### Do this
Your answer should be a single number: the count of lines containing the string "Melchior".

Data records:
↓↓↓

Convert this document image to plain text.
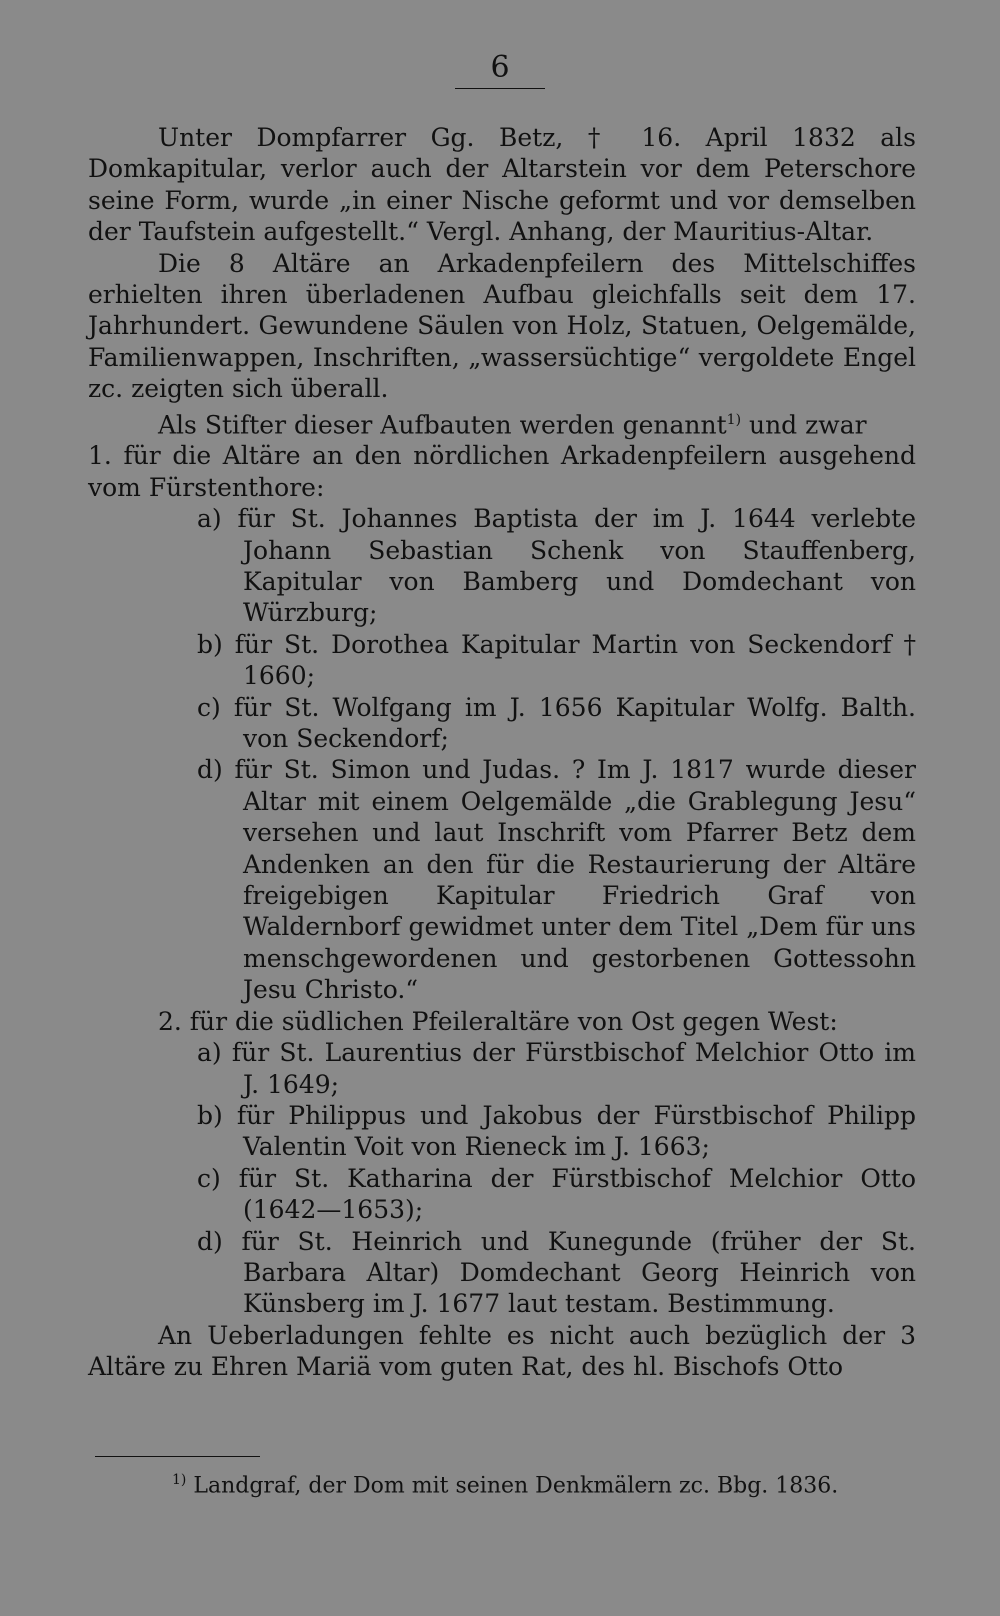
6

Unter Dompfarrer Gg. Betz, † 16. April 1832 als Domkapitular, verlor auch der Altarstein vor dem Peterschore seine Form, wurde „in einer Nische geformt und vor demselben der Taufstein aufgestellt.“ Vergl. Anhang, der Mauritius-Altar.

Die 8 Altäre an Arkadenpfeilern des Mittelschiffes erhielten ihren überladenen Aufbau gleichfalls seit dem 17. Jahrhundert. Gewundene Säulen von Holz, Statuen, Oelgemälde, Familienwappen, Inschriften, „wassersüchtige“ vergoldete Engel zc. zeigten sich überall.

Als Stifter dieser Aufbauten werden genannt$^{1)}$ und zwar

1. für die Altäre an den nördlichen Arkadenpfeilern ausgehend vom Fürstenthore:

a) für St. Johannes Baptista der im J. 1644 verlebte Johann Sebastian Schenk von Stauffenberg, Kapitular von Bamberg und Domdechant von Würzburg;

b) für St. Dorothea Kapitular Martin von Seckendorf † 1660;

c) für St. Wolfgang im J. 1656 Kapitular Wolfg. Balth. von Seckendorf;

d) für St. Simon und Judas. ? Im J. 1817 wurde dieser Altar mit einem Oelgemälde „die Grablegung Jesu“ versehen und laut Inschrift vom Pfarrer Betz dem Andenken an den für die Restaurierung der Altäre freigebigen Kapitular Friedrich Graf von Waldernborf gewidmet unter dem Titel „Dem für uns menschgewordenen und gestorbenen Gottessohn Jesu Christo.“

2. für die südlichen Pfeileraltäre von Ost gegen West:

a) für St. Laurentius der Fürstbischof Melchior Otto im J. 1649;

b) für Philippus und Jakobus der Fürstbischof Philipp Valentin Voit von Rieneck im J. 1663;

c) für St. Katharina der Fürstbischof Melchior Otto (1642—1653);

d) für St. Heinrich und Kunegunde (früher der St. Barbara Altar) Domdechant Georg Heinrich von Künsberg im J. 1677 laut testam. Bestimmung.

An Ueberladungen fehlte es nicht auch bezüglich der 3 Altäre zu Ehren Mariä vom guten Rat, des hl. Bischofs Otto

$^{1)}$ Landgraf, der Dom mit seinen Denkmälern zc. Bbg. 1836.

↑↑↑

### The output
2